Task requirements ▸ All lines featuring the string "from" are to be listed.

Material supplied ▸

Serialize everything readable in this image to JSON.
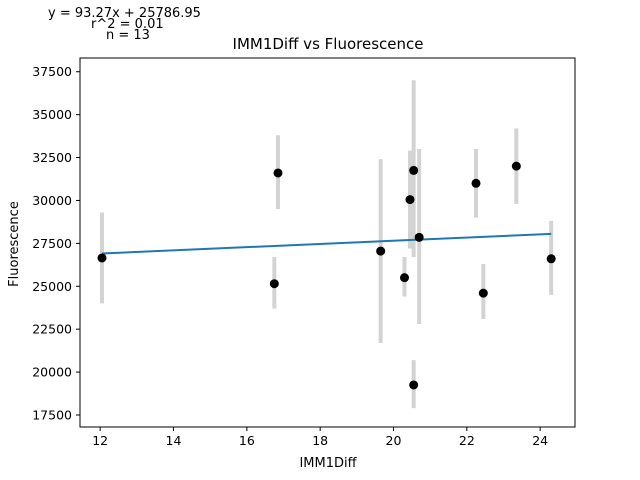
{
  "chart_data": {
    "type": "scatter",
    "title": "IMM1Diff vs Fluorescence",
    "xlabel": "IMM1Diff",
    "ylabel": "Fluorescence",
    "annotations": {
      "equation": "y = 93.27x + 25786.95",
      "r2": "r^2 = 0.01",
      "n": "n = 13"
    },
    "xlim": [
      11.45,
      24.95
    ],
    "ylim": [
      16800,
      38300
    ],
    "xticks": [
      12,
      14,
      16,
      18,
      20,
      22,
      24
    ],
    "yticks": [
      17500,
      20000,
      22500,
      25000,
      27500,
      30000,
      32500,
      35000,
      37500
    ],
    "points": [
      {
        "x": 12.05,
        "y": 26650,
        "err_low": 24000,
        "err_high": 29300
      },
      {
        "x": 16.75,
        "y": 25150,
        "err_low": 23700,
        "err_high": 26700
      },
      {
        "x": 16.85,
        "y": 31600,
        "err_low": 29500,
        "err_high": 33800
      },
      {
        "x": 19.65,
        "y": 27050,
        "err_low": 21700,
        "err_high": 32400
      },
      {
        "x": 20.3,
        "y": 25500,
        "err_low": 24400,
        "err_high": 26700
      },
      {
        "x": 20.45,
        "y": 30050,
        "err_low": 27200,
        "err_high": 32900
      },
      {
        "x": 20.55,
        "y": 31750,
        "err_low": 26700,
        "err_high": 37000
      },
      {
        "x": 20.55,
        "y": 19250,
        "err_low": 17900,
        "err_high": 20700
      },
      {
        "x": 20.7,
        "y": 27850,
        "err_low": 22800,
        "err_high": 33000
      },
      {
        "x": 22.25,
        "y": 31000,
        "err_low": 29000,
        "err_high": 33000
      },
      {
        "x": 22.45,
        "y": 24600,
        "err_low": 23100,
        "err_high": 26300
      },
      {
        "x": 23.35,
        "y": 32000,
        "err_low": 29800,
        "err_high": 34200
      },
      {
        "x": 24.3,
        "y": 26600,
        "err_low": 24500,
        "err_high": 28800
      }
    ],
    "fit_line": {
      "slope": 93.27,
      "intercept": 25786.95,
      "x_range": [
        12.05,
        24.3
      ]
    },
    "colors": {
      "point": "#000000",
      "errorbar": "#d3d3d3",
      "fit": "#1f77b4"
    },
    "grid": false,
    "legend": "none"
  }
}
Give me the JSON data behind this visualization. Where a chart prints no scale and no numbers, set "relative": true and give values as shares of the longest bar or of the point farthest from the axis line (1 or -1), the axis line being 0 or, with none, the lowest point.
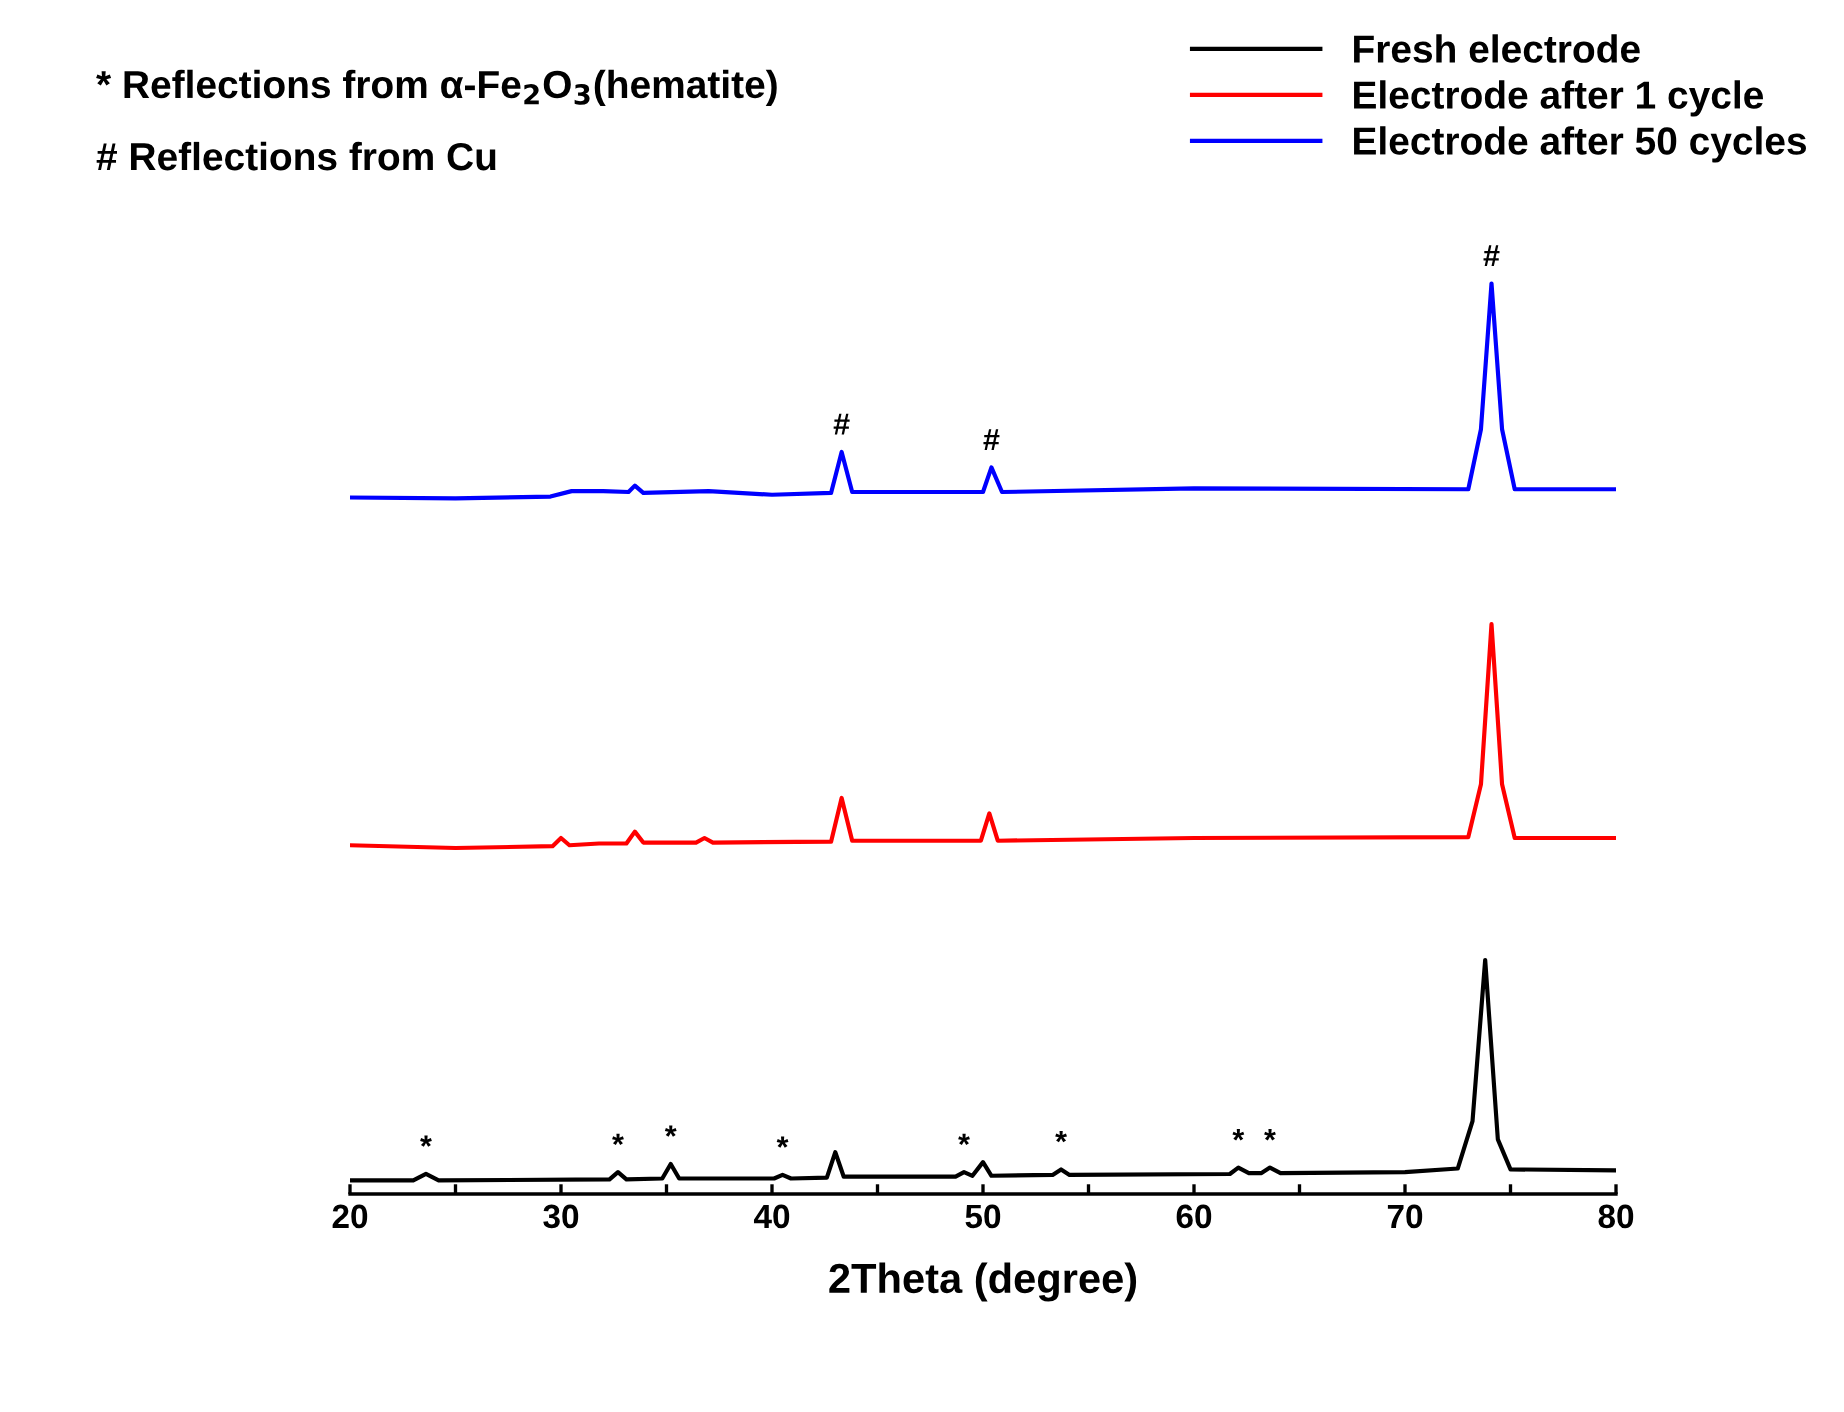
{
  "chart_data": {
    "type": "line",
    "relative": true,
    "xlabel": "2Theta (degree)",
    "xlim": [
      20,
      80
    ],
    "xticks": [
      20,
      {
        "value": 25,
        "label": null
      },
      30,
      {
        "value": 35,
        "label": null
      },
      40,
      {
        "value": 45,
        "label": null
      },
      50,
      {
        "value": 55,
        "label": null
      },
      60,
      {
        "value": 65,
        "label": null
      },
      70,
      {
        "value": 75,
        "label": null
      },
      80
    ],
    "legend": "top right",
    "grid": false,
    "tick_labels": "x",
    "series": [
      {
        "name": "Fresh electrode",
        "color": "#000000",
        "x": [
          20,
          23.0,
          23.6,
          24.2,
          32.3,
          32.7,
          33.1,
          34.8,
          35.2,
          35.6,
          40.1,
          40.5,
          40.9,
          42.6,
          43.0,
          43.4,
          48.7,
          49.1,
          49.5,
          50.0,
          50.4,
          53.3,
          53.7,
          54.1,
          61.7,
          62.1,
          62.6,
          63.2,
          63.6,
          64.1,
          70,
          72.5,
          73.2,
          73.8,
          74.4,
          75.0,
          80
        ],
        "values": [
          0.015,
          0.015,
          0.022,
          0.015,
          0.016,
          0.024,
          0.016,
          0.017,
          0.033,
          0.017,
          0.017,
          0.021,
          0.017,
          0.018,
          0.046,
          0.019,
          0.019,
          0.024,
          0.02,
          0.035,
          0.02,
          0.021,
          0.027,
          0.021,
          0.022,
          0.029,
          0.023,
          0.023,
          0.029,
          0.023,
          0.024,
          0.028,
          0.08,
          0.257,
          0.06,
          0.027,
          0.026
        ]
      },
      {
        "name": "Electrode after 1 cycle",
        "color": "#ff0000",
        "x": [
          20,
          25,
          29.6,
          30.0,
          30.4,
          31.8,
          33.1,
          33.5,
          33.9,
          36.4,
          36.8,
          37.2,
          42.8,
          43.3,
          43.8,
          49.9,
          50.3,
          50.7,
          60,
          73.0,
          73.6,
          74.1,
          74.6,
          75.2,
          80
        ],
        "values": [
          0.383,
          0.38,
          0.382,
          0.391,
          0.383,
          0.385,
          0.385,
          0.398,
          0.386,
          0.386,
          0.391,
          0.386,
          0.387,
          0.435,
          0.388,
          0.388,
          0.418,
          0.388,
          0.391,
          0.392,
          0.45,
          0.626,
          0.45,
          0.391,
          0.391
        ]
      },
      {
        "name": "Electrode after 50 cycles",
        "color": "#0000ff",
        "x": [
          20,
          25,
          29.5,
          30.5,
          32,
          33.2,
          33.5,
          33.9,
          37,
          40,
          42.8,
          43.3,
          43.8,
          50.0,
          50.4,
          50.9,
          60,
          73.0,
          73.6,
          74.1,
          74.6,
          75.2,
          80
        ],
        "values": [
          0.765,
          0.764,
          0.766,
          0.772,
          0.772,
          0.771,
          0.778,
          0.77,
          0.772,
          0.768,
          0.77,
          0.815,
          0.771,
          0.771,
          0.798,
          0.771,
          0.775,
          0.774,
          0.84,
          1.0,
          0.84,
          0.774,
          0.774
        ]
      }
    ],
    "annotations": [
      "* Reflections from α-Fe$_{2}$O$_{3}$(hematite)",
      "# Reflections from Cu",
      {
        "text": "*",
        "x": 23.6,
        "y": 0.022
      },
      {
        "text": "*",
        "x": 32.7,
        "y": 0.024
      },
      {
        "text": "*",
        "x": 35.2,
        "y": 0.033
      },
      {
        "text": "*",
        "x": 40.5,
        "y": 0.021
      },
      {
        "text": "*",
        "x": 49.1,
        "y": 0.024
      },
      {
        "text": "*",
        "x": 53.7,
        "y": 0.027
      },
      {
        "text": "*",
        "x": 62.1,
        "y": 0.029
      },
      {
        "text": "*",
        "x": 63.6,
        "y": 0.029
      },
      {
        "text": "#",
        "x": 43.3,
        "y": 0.815
      },
      {
        "text": "#",
        "x": 50.4,
        "y": 0.798
      },
      {
        "text": "#",
        "x": 74.1,
        "y": 1.0
      }
    ]
  }
}
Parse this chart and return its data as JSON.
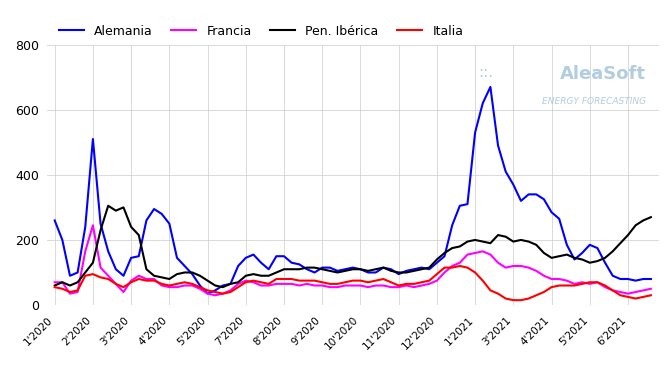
{
  "series": {
    "Alemania": {
      "color": "#0000FF",
      "linewidth": 1.5
    },
    "Francia": {
      "color": "#FF00FF",
      "linewidth": 1.5
    },
    "Pen. Ibérica": {
      "color": "#000000",
      "linewidth": 1.5
    },
    "Italia": {
      "color": "#FF0000",
      "linewidth": 1.5
    }
  },
  "ylim": [
    0,
    800
  ],
  "yticks": [
    0,
    200,
    400,
    600,
    800
  ],
  "background_color": "#ffffff",
  "grid_color": "#cccccc",
  "watermark_text1": "AleaSoft",
  "watermark_text2": "ENERGY FORECASTING",
  "legend_loc": "upper center",
  "alemania": [
    260,
    200,
    90,
    100,
    240,
    510,
    250,
    165,
    110,
    90,
    145,
    150,
    260,
    295,
    280,
    250,
    145,
    120,
    95,
    60,
    35,
    45,
    60,
    65,
    120,
    145,
    155,
    130,
    110,
    150,
    150,
    130,
    125,
    110,
    100,
    115,
    115,
    105,
    110,
    115,
    110,
    100,
    100,
    115,
    110,
    95,
    105,
    110,
    115,
    110,
    130,
    150,
    245,
    305,
    310,
    530,
    620,
    670,
    490,
    410,
    370,
    320,
    340,
    340,
    325,
    285,
    265,
    185,
    140,
    160,
    185,
    175,
    130,
    90,
    80,
    80,
    75,
    80,
    80
  ],
  "francia": [
    70,
    70,
    35,
    40,
    165,
    245,
    115,
    90,
    65,
    40,
    75,
    90,
    80,
    80,
    60,
    55,
    55,
    60,
    60,
    50,
    35,
    30,
    35,
    45,
    65,
    75,
    70,
    60,
    60,
    65,
    65,
    65,
    60,
    65,
    60,
    60,
    55,
    55,
    60,
    60,
    60,
    55,
    60,
    60,
    55,
    55,
    60,
    55,
    60,
    65,
    75,
    100,
    120,
    130,
    155,
    160,
    165,
    155,
    130,
    115,
    120,
    120,
    115,
    105,
    90,
    80,
    80,
    75,
    65,
    70,
    65,
    70,
    55,
    45,
    40,
    35,
    40,
    45,
    50
  ],
  "iberica": [
    60,
    70,
    60,
    70,
    100,
    130,
    230,
    305,
    290,
    300,
    240,
    215,
    110,
    90,
    85,
    80,
    95,
    100,
    100,
    90,
    75,
    60,
    55,
    65,
    70,
    90,
    95,
    90,
    90,
    100,
    110,
    110,
    110,
    115,
    115,
    110,
    105,
    100,
    105,
    110,
    110,
    105,
    110,
    115,
    105,
    100,
    100,
    105,
    110,
    115,
    140,
    160,
    175,
    180,
    195,
    200,
    195,
    190,
    215,
    210,
    195,
    200,
    195,
    185,
    160,
    145,
    150,
    155,
    145,
    140,
    130,
    135,
    145,
    165,
    190,
    215,
    245,
    260,
    270
  ],
  "italia": [
    55,
    50,
    40,
    45,
    90,
    95,
    85,
    80,
    65,
    55,
    70,
    80,
    75,
    75,
    65,
    60,
    65,
    70,
    65,
    55,
    45,
    40,
    35,
    40,
    55,
    70,
    75,
    70,
    65,
    80,
    80,
    80,
    75,
    75,
    75,
    70,
    65,
    65,
    70,
    75,
    75,
    70,
    75,
    80,
    70,
    60,
    65,
    65,
    70,
    75,
    95,
    115,
    115,
    120,
    115,
    100,
    75,
    45,
    35,
    20,
    15,
    15,
    20,
    30,
    40,
    55,
    60,
    60,
    60,
    65,
    70,
    70,
    60,
    45,
    30,
    25,
    20,
    25,
    30
  ],
  "n_points": 79,
  "x_tick_every": 5
}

Response for this exercise ▸
Give me the JSON data behind this visualization. Where a chart prints no scale and no numbers, set "relative": true and give values as shares of the longest bar or of the point farthest from the axis line (1 or -1), the axis line being 0 or, with none, the lowest point.
      "* Reflections from α-Fe$_{2}$O$_{3}$(hematite)",
      "# Reflections from Cu",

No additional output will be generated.